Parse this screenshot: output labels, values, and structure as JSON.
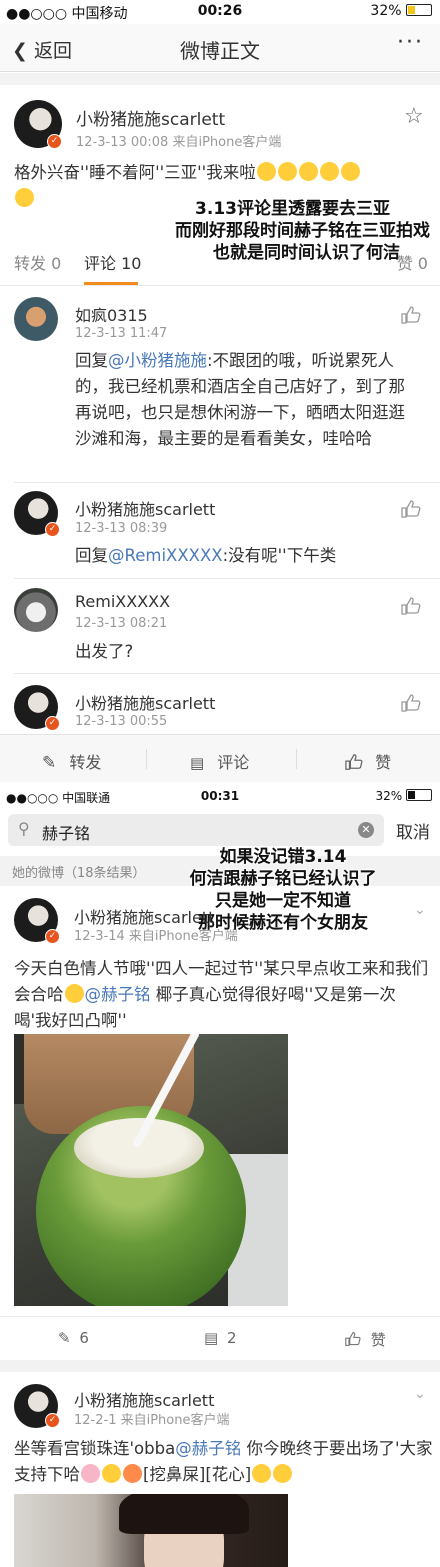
{
  "screen1": {
    "status": {
      "carrier": "●●○○○ 中国移动",
      "time": "00:26",
      "battery": "32%"
    },
    "nav": {
      "back_label": "返回",
      "title": "微博正文",
      "more": "···"
    },
    "post": {
      "username": "小粉猪施施scarlett",
      "meta": "12-3-13 00:08  来自iPhone客户端",
      "text": "格外兴奋''睡不着阿''三亚''我来啦"
    },
    "annotation": [
      "3.13评论里透露要去三亚",
      "而刚好那段时间赫子铭在三亚拍戏",
      "也就是同时间认识了何洁"
    ],
    "tabs": {
      "repost": "转发 0",
      "comment": "评论 10",
      "like": "赞 0"
    },
    "comments": [
      {
        "username": "如疯0315",
        "time": "12-3-13 11:47",
        "reply_prefix": "回复",
        "mention": "@小粉猪施施",
        "text": ":不跟团的哦，听说累死人的，我已经机票和酒店全自己店好了，到了那再说吧，也只是想休闲游一下，晒晒太阳逛逛沙滩和海，最主要的是看看美女，哇哈哈"
      },
      {
        "username": "小粉猪施施scarlett",
        "time": "12-3-13 08:39",
        "reply_prefix": "回复",
        "mention": "@RemiXXXXX",
        "text": ":没有呢''下午类"
      },
      {
        "username": "RemiXXXXX",
        "time": "12-3-13 08:21",
        "text": "出发了?"
      },
      {
        "username": "小粉猪施施scarlett",
        "time": "12-3-13 00:55"
      }
    ],
    "actions": {
      "repost": "转发",
      "comment": "评论",
      "like": "赞"
    }
  },
  "screen2": {
    "status": {
      "carrier": "●●○○○ 中国联通",
      "time": "00:31",
      "battery": "32%"
    },
    "search": {
      "query": "赫子铭",
      "cancel": "取消"
    },
    "section_label": "她的微博（18条结果）",
    "annotation": [
      "如果没记错3.14",
      "何洁跟赫子铭已经认识了",
      "只是她一定不知道",
      "那时候赫还有个女朋友"
    ],
    "posts": [
      {
        "username": "小粉猪施施scarlett",
        "meta": "12-3-14  来自iPhone客户端",
        "text_a": "今天白色情人节哦''四人一起过节''某只早点收工来和我们会合哈",
        "mention": "@赫子铭",
        "text_b": " 椰子真心觉得很好喝''又是第一次喝'我好凹凸啊''",
        "repost_count": "6",
        "comment_count": "2",
        "like_label": "赞"
      },
      {
        "username": "小粉猪施施scarlett",
        "meta": "12-2-1  来自iPhone客户端",
        "text_a": "坐等看宫锁珠连'obba",
        "mention": "@赫子铭",
        "text_b": " 你今晚终于要出场了'大家支持下哈",
        "text_c": "[挖鼻屎][花心]"
      }
    ]
  }
}
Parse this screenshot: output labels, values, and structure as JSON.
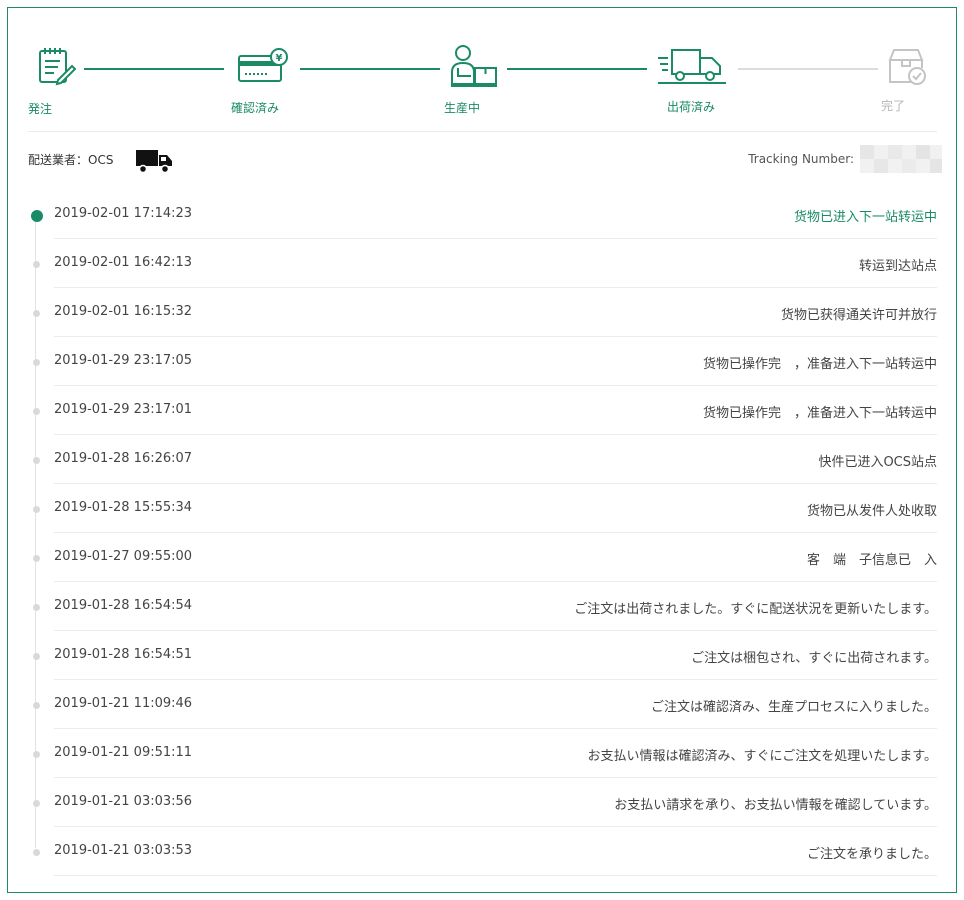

^^^^

Your objective
Pictures appear in the records above. Output everything except them, exactly.

Result of the exercise
Parse this screenshot: output labels, values, and structure as JSON.
{
  "screen1": {
    "status": {
      "carrier": "●●○○○ 中国移动",
      "time": "00:26",
      "battery": "32%"
    },
    "nav": {
      "back_label": "返回",
      "title": "微博正文",
      "more": "···"
    },
    "post": {
      "username": "小粉猪施施scarlett",
      "meta": "12-3-13 00:08  来自iPhone客户端",
      "text": "格外兴奋''睡不着阿''三亚''我来啦"
    },
    "annotation": [
      "3.13评论里透露要去三亚",
      "而刚好那段时间赫子铭在三亚拍戏",
      "也就是同时间认识了何洁"
    ],
    "tabs": {
      "repost": "转发 0",
      "comment": "评论 10",
      "like": "赞 0"
    },
    "comments": [
      {
        "username": "如疯0315",
        "time": "12-3-13 11:47",
        "reply_prefix": "回复",
        "mention": "@小粉猪施施",
        "text": ":不跟团的哦，听说累死人的，我已经机票和酒店全自己店好了，到了那再说吧，也只是想休闲游一下，晒晒太阳逛逛沙滩和海，最主要的是看看美女，哇哈哈"
      },
      {
        "username": "小粉猪施施scarlett",
        "time": "12-3-13 08:39",
        "reply_prefix": "回复",
        "mention": "@RemiXXXXX",
        "text": ":没有呢''下午类"
      },
      {
        "username": "RemiXXXXX",
        "time": "12-3-13 08:21",
        "text": "出发了?"
      },
      {
        "username": "小粉猪施施scarlett",
        "time": "12-3-13 00:55"
      }
    ],
    "actions": {
      "repost": "转发",
      "comment": "评论",
      "like": "赞"
    }
  },
  "screen2": {
    "status": {
      "carrier": "●●○○○ 中国联通",
      "time": "00:31",
      "battery": "32%"
    },
    "search": {
      "query": "赫子铭",
      "cancel": "取消"
    },
    "section_label": "她的微博（18条结果）",
    "annotation": [
      "如果没记错3.14",
      "何洁跟赫子铭已经认识了",
      "只是她一定不知道",
      "那时候赫还有个女朋友"
    ],
    "posts": [
      {
        "username": "小粉猪施施scarlett",
        "meta": "12-3-14  来自iPhone客户端",
        "text_a": "今天白色情人节哦''四人一起过节''某只早点收工来和我们会合哈",
        "mention": "@赫子铭",
        "text_b": " 椰子真心觉得很好喝''又是第一次喝'我好凹凸啊''",
        "repost_count": "6",
        "comment_count": "2",
        "like_label": "赞"
      },
      {
        "username": "小粉猪施施scarlett",
        "meta": "12-2-1  来自iPhone客户端",
        "text_a": "坐等看宫锁珠连'obba",
        "mention": "@赫子铭",
        "text_b": " 你今晚终于要出场了'大家支持下哈",
        "text_c": "[挖鼻屎][花心]"
      }
    ]
  }
}
Parse this screenshot: output labels, values, and structure as JSON.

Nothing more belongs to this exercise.